--- START OF Data shown ---

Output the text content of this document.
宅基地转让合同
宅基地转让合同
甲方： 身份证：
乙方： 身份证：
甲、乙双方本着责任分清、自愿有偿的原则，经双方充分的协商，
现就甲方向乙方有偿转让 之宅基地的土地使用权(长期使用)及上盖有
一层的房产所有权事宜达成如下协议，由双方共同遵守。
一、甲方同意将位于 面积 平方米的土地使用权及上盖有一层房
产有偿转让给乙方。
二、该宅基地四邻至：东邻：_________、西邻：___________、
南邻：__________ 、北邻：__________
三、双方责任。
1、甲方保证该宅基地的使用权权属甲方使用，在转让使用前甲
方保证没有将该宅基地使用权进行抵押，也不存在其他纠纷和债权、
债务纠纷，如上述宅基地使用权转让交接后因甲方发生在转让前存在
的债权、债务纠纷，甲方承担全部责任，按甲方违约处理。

--- END OF Data shown ---

- [Goal]:
Every entry above needs to be quoted exactly.

- [Written reply]:
Output the text content of this document.
宅基地转让合同
宅基地转让合同
甲方： 身份证：
乙方： 身份证：
甲、乙双方本着责任分清、自愿有偿的原则，经双方充分的协商，
现就甲方向乙方有偿转让 之宅基地的土地使用权(长期使用)及上盖有
一层的房产所有权事宜达成如下协议，由双方共同遵守。
一、甲方同意将位于 面积 平方米的土地使用权及上盖有一层房
产有偿转让给乙方。
二、该宅基地四邻至：东邻：_________、西邻：___________、
南邻：__________ 、北邻：__________
三、双方责任。
1、甲方保证该宅基地的使用权权属甲方使用，在转让使用前甲
方保证没有将该宅基地使用权进行抵押，也不存在其他纠纷和债权、
债务纠纷，如上述宅基地使用权转让交接后因甲方发生在转让前存在
的债权、债务纠纷，甲方承担全部责任，按甲方违约处理。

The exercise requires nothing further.